◆ Set exercise: Identify each line containing the word "Remboursements" and copy it.

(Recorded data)
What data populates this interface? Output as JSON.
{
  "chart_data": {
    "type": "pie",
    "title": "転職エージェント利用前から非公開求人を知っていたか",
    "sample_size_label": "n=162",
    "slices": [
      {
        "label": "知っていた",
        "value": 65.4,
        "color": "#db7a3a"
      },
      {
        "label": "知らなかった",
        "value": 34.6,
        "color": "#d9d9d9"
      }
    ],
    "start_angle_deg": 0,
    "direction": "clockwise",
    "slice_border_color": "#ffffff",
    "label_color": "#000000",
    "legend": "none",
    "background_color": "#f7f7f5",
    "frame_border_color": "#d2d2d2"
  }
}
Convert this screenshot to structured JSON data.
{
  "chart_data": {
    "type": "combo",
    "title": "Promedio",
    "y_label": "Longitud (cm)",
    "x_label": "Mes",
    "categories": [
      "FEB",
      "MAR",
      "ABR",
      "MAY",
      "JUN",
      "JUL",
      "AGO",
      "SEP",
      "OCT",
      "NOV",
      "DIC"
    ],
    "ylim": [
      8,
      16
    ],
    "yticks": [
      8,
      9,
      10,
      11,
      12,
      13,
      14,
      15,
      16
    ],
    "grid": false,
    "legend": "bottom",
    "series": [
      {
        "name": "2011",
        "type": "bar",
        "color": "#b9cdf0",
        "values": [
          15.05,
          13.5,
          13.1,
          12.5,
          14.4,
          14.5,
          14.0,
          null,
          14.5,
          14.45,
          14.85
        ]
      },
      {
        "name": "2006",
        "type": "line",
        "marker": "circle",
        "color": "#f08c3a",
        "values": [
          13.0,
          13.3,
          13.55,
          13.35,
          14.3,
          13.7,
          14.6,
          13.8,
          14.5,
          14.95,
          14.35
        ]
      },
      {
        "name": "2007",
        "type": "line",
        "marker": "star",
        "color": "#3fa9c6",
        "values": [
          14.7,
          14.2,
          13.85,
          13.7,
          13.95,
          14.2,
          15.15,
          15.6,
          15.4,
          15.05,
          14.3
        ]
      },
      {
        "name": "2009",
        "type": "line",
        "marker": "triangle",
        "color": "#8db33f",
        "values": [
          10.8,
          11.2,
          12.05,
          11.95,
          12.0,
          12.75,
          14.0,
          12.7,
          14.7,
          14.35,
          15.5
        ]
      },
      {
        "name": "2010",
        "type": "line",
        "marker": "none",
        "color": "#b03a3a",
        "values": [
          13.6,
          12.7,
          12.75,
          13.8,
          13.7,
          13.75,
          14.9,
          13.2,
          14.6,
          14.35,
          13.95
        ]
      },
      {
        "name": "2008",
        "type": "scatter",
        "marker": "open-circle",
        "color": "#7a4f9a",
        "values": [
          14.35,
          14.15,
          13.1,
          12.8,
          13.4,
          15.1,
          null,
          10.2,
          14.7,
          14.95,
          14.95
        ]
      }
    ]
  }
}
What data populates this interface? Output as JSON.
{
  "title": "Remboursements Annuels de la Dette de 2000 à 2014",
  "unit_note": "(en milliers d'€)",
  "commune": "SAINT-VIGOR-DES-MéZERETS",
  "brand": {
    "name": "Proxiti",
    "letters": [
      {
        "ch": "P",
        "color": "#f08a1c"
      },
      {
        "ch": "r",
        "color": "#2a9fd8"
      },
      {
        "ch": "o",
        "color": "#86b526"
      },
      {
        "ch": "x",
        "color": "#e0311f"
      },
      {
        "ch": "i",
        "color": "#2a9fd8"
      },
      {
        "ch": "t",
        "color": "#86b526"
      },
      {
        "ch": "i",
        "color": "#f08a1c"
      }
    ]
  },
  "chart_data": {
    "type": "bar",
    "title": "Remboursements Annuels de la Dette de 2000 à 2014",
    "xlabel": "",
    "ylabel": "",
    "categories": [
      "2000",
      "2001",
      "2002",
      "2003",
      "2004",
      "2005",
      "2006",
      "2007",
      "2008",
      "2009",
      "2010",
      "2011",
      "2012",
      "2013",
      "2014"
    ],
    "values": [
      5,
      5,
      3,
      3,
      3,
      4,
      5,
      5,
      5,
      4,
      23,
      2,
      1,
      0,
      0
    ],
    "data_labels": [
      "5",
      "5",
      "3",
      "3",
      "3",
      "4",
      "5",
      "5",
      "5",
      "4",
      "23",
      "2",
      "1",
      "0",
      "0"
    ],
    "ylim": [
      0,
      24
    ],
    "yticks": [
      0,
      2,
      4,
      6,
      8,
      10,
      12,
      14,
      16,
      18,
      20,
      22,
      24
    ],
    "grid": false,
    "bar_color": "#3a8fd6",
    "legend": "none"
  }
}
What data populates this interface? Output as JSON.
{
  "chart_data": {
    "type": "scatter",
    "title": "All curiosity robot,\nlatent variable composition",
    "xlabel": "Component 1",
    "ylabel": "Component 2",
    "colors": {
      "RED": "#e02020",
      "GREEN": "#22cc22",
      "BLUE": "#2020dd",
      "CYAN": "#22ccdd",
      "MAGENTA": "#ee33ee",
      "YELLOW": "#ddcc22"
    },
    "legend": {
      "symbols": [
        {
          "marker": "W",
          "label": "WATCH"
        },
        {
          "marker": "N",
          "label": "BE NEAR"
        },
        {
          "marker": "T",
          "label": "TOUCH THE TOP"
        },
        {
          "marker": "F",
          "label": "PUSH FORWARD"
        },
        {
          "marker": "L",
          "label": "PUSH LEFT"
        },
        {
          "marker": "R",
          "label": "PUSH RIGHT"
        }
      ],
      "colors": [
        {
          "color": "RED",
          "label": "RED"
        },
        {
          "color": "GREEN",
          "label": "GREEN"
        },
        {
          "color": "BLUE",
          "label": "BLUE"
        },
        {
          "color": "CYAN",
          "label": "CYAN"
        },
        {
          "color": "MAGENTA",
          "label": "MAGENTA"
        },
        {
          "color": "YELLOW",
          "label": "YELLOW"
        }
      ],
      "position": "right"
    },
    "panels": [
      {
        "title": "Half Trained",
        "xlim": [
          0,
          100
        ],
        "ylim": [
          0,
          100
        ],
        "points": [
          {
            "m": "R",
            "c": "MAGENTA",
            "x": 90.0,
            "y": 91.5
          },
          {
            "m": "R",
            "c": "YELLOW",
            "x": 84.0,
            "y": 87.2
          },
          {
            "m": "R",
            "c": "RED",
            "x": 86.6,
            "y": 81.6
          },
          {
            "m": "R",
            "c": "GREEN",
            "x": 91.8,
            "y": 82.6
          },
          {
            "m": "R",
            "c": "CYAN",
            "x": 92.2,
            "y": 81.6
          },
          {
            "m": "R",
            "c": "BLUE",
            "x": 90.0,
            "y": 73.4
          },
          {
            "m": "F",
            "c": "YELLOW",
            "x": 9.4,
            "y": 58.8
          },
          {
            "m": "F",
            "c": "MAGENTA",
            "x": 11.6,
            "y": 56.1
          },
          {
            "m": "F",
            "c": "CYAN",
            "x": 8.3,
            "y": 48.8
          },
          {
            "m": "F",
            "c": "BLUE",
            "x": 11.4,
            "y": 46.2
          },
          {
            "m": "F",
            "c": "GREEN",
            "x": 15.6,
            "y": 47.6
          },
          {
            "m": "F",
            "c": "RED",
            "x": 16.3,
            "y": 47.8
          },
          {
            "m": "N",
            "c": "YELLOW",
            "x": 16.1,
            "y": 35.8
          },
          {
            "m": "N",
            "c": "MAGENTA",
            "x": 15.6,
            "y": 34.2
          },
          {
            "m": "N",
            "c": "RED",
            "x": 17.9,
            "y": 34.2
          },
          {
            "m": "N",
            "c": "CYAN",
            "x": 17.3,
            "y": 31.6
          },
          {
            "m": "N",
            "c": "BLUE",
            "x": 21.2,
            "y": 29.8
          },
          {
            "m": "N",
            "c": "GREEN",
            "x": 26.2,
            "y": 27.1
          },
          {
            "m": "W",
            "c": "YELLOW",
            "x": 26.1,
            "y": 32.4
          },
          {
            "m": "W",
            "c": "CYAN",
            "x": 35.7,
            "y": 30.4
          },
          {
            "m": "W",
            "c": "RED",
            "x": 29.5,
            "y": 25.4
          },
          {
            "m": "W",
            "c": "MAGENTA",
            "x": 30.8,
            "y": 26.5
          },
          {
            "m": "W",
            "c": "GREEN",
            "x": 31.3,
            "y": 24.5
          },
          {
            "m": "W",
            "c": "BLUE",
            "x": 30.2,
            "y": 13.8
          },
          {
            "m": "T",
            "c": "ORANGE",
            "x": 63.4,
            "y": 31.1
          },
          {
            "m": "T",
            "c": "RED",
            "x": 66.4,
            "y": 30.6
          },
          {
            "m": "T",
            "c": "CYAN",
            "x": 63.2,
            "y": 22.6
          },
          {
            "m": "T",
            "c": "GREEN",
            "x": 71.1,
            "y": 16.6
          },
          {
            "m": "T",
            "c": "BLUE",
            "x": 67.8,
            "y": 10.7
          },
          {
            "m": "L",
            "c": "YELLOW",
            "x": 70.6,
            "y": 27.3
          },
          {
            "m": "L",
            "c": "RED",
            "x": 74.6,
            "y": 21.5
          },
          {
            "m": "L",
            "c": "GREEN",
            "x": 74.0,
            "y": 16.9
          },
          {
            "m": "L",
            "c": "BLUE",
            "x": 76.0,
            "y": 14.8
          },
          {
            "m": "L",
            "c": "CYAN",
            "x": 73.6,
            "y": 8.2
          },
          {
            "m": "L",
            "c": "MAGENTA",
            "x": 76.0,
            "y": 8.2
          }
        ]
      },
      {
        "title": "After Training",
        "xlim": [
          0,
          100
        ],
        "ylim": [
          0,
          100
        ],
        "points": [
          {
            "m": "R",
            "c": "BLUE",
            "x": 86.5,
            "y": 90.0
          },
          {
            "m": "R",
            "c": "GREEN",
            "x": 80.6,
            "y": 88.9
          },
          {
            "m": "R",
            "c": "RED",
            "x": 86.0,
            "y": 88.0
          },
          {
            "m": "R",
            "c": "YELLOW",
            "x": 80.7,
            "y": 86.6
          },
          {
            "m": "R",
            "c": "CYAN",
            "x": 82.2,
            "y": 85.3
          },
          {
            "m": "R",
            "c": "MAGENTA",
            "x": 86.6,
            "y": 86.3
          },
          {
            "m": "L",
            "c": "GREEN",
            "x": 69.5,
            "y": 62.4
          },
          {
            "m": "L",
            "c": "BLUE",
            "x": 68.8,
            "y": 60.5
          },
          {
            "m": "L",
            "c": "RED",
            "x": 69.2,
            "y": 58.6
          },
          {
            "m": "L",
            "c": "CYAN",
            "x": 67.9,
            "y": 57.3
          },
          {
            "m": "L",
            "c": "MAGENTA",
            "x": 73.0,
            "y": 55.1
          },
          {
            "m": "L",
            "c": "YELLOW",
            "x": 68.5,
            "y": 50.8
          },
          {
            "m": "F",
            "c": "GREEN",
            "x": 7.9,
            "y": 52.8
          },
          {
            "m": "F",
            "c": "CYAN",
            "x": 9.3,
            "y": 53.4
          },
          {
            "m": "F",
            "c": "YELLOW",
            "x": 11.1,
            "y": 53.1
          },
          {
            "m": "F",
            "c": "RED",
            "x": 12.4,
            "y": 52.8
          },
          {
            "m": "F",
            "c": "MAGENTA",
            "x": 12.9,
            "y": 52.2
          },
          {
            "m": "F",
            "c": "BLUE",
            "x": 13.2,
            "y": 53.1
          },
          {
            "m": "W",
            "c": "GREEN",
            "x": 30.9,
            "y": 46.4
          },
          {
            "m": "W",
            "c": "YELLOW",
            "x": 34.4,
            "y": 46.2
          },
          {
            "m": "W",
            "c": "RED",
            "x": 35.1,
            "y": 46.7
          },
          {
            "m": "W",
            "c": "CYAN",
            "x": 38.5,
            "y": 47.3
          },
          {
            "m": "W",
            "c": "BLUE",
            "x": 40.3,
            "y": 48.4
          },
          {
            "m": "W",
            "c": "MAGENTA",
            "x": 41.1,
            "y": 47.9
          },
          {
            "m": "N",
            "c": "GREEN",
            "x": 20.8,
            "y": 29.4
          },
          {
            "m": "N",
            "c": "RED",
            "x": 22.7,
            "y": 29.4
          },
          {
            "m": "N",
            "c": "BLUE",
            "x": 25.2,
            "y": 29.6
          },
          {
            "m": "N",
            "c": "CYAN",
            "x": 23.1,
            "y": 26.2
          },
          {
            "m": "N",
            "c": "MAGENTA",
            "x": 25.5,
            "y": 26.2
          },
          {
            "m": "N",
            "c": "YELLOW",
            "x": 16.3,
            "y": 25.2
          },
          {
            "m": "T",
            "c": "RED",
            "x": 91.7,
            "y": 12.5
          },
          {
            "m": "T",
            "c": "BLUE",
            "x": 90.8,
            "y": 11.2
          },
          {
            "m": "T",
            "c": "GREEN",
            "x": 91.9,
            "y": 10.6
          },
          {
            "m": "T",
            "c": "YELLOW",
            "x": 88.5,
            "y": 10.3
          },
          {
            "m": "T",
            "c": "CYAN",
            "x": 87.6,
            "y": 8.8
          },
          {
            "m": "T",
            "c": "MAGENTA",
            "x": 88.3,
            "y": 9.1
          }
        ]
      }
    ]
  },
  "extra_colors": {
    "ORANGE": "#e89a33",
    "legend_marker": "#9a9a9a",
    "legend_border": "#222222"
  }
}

◆ Answer to the task:
  "title": "Remboursements Annuels de la Dette de 2000 à 2014",
    "title": "Remboursements Annuels de la Dette de 2000 à 2014",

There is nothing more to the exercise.